[Records from a dataset]
------------------------------------

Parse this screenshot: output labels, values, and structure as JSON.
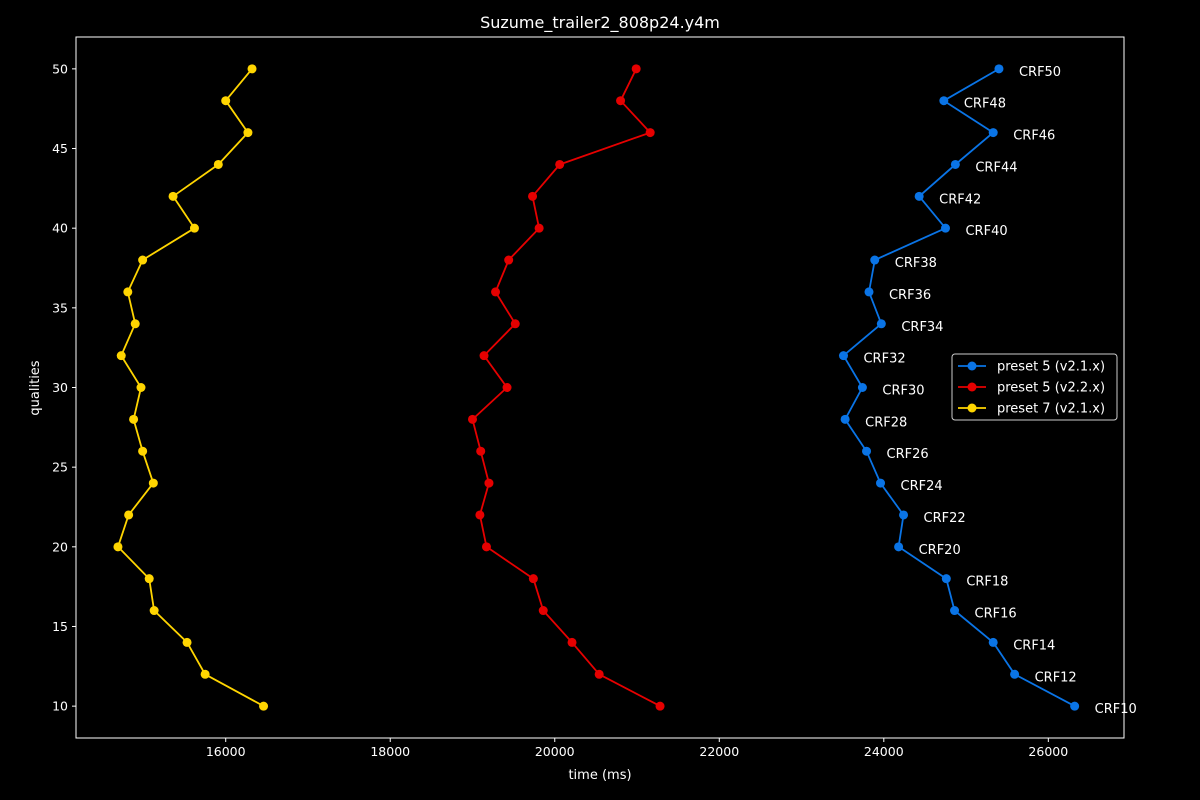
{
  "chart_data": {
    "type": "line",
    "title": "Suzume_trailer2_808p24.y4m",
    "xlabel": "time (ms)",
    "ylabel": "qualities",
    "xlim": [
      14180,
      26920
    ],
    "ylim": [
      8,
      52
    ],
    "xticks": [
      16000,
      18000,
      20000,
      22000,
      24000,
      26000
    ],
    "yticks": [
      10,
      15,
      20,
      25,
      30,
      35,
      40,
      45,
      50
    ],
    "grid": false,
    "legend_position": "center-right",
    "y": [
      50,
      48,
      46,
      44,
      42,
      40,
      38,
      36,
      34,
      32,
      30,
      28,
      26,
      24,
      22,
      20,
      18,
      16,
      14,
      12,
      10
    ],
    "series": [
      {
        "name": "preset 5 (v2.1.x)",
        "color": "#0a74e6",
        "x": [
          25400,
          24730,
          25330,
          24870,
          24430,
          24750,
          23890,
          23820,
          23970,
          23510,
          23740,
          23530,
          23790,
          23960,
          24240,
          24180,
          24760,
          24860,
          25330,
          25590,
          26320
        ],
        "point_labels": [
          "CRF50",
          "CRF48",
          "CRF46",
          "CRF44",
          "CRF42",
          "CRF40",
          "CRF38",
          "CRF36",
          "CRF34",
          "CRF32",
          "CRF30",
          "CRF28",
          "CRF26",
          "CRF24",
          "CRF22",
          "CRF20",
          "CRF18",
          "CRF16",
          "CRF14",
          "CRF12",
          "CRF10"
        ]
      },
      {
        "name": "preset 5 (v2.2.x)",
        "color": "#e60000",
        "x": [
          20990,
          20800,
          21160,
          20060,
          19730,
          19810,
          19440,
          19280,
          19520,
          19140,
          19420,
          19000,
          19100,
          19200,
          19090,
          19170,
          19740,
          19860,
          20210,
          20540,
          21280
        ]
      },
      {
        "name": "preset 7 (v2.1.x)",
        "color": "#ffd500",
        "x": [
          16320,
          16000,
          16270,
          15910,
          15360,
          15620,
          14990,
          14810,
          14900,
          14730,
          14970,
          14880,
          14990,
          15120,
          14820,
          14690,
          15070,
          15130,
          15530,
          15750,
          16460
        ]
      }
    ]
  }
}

------------------------------------

▶ [OBJECTIVE]
Quote every record above exactly, omitting any pictures they contain.

▶ [EXERCISE OUTPUT]
Parse this screenshot: output labels, values, and structure as JSON.
{
  "chart_data": {
    "type": "line",
    "title": "Suzume_trailer2_808p24.y4m",
    "xlabel": "time (ms)",
    "ylabel": "qualities",
    "xlim": [
      14180,
      26920
    ],
    "ylim": [
      8,
      52
    ],
    "xticks": [
      16000,
      18000,
      20000,
      22000,
      24000,
      26000
    ],
    "yticks": [
      10,
      15,
      20,
      25,
      30,
      35,
      40,
      45,
      50
    ],
    "grid": false,
    "legend_position": "center-right",
    "y": [
      50,
      48,
      46,
      44,
      42,
      40,
      38,
      36,
      34,
      32,
      30,
      28,
      26,
      24,
      22,
      20,
      18,
      16,
      14,
      12,
      10
    ],
    "series": [
      {
        "name": "preset 5 (v2.1.x)",
        "color": "#0a74e6",
        "x": [
          25400,
          24730,
          25330,
          24870,
          24430,
          24750,
          23890,
          23820,
          23970,
          23510,
          23740,
          23530,
          23790,
          23960,
          24240,
          24180,
          24760,
          24860,
          25330,
          25590,
          26320
        ],
        "point_labels": [
          "CRF50",
          "CRF48",
          "CRF46",
          "CRF44",
          "CRF42",
          "CRF40",
          "CRF38",
          "CRF36",
          "CRF34",
          "CRF32",
          "CRF30",
          "CRF28",
          "CRF26",
          "CRF24",
          "CRF22",
          "CRF20",
          "CRF18",
          "CRF16",
          "CRF14",
          "CRF12",
          "CRF10"
        ]
      },
      {
        "name": "preset 5 (v2.2.x)",
        "color": "#e60000",
        "x": [
          20990,
          20800,
          21160,
          20060,
          19730,
          19810,
          19440,
          19280,
          19520,
          19140,
          19420,
          19000,
          19100,
          19200,
          19090,
          19170,
          19740,
          19860,
          20210,
          20540,
          21280
        ]
      },
      {
        "name": "preset 7 (v2.1.x)",
        "color": "#ffd500",
        "x": [
          16320,
          16000,
          16270,
          15910,
          15360,
          15620,
          14990,
          14810,
          14900,
          14730,
          14970,
          14880,
          14990,
          15120,
          14820,
          14690,
          15070,
          15130,
          15530,
          15750,
          16460
        ]
      }
    ]
  }
}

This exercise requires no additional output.